* **ENTRIES SUPPLIED**:
Start

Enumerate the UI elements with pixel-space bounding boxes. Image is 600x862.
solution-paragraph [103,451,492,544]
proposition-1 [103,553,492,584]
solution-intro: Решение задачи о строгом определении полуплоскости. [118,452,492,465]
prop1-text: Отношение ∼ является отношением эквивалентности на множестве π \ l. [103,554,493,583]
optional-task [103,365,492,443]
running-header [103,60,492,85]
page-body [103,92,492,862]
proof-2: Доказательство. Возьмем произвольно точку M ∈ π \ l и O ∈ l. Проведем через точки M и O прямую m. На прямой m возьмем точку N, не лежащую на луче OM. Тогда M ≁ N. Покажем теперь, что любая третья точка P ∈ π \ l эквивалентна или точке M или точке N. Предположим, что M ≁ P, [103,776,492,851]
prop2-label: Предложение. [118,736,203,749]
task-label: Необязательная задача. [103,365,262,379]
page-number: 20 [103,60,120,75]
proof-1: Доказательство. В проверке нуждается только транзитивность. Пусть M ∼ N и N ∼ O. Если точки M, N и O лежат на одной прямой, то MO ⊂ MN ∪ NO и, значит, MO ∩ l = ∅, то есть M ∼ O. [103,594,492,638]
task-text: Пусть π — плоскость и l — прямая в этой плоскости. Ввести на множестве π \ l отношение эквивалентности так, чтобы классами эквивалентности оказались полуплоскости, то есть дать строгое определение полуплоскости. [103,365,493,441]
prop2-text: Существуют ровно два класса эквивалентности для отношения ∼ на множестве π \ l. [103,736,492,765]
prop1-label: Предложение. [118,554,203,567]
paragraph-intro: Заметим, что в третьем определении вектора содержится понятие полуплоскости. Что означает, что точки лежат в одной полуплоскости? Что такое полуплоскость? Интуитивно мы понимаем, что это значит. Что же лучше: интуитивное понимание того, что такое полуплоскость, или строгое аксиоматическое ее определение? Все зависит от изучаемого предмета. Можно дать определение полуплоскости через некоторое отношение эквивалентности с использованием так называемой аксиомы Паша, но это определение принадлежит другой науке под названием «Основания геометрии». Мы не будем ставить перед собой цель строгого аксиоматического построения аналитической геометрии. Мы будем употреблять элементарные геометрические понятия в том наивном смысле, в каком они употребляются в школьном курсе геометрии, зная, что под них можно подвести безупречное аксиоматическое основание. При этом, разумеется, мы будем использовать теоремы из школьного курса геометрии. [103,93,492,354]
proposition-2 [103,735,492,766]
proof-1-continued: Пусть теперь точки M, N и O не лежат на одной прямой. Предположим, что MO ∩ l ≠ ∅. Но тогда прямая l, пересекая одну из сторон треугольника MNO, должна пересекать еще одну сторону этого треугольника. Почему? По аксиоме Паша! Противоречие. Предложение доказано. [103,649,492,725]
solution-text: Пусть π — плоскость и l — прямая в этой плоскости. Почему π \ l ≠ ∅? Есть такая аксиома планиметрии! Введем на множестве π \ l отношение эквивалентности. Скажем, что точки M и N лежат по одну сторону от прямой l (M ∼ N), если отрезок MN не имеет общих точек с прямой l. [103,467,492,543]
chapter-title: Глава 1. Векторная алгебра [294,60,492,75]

End

* **STATED TASK**:
Edit the lines from the first one through the line containing "proof-1: Доказательство. В", replacing "Предложение" with "Утверждение" and leaving everything else unchanged. Give only those lines.

* **SOLUTION**:
Enumerate the UI elements with pixel-space bounding boxes. Image is 600x862.
solution-paragraph [103,451,492,544]
proposition-1 [103,553,492,584]
solution-intro: Решение задачи о строгом определении полуплоскости. [118,452,492,465]
prop1-text: Отношение ∼ является отношением эквивалентности на множестве π \ l. [103,554,493,583]
optional-task [103,365,492,443]
running-header [103,60,492,85]
page-body [103,92,492,862]
proof-2: Доказательство. Возьмем произвольно точку M ∈ π \ l и O ∈ l. Проведем через точки M и O прямую m. На прямой m возьмем точку N, не лежащую на луче OM. Тогда M ≁ N. Покажем теперь, что любая третья точка P ∈ π \ l эквивалентна или точке M или точке N. Предположим, что M ≁ P, [103,776,492,851]
prop2-label: Утверждение. [118,736,203,749]
task-label: Необязательная задача. [103,365,262,379]
page-number: 20 [103,60,120,75]
proof-1: Доказательство. В проверке нуждается только транзитивность. Пусть M ∼ N и N ∼ O. Если точки M, N и O лежат на одной прямой, то MO ⊂ MN ∪ NO и, значит, MO ∩ l = ∅, то есть M ∼ O. [103,594,492,638]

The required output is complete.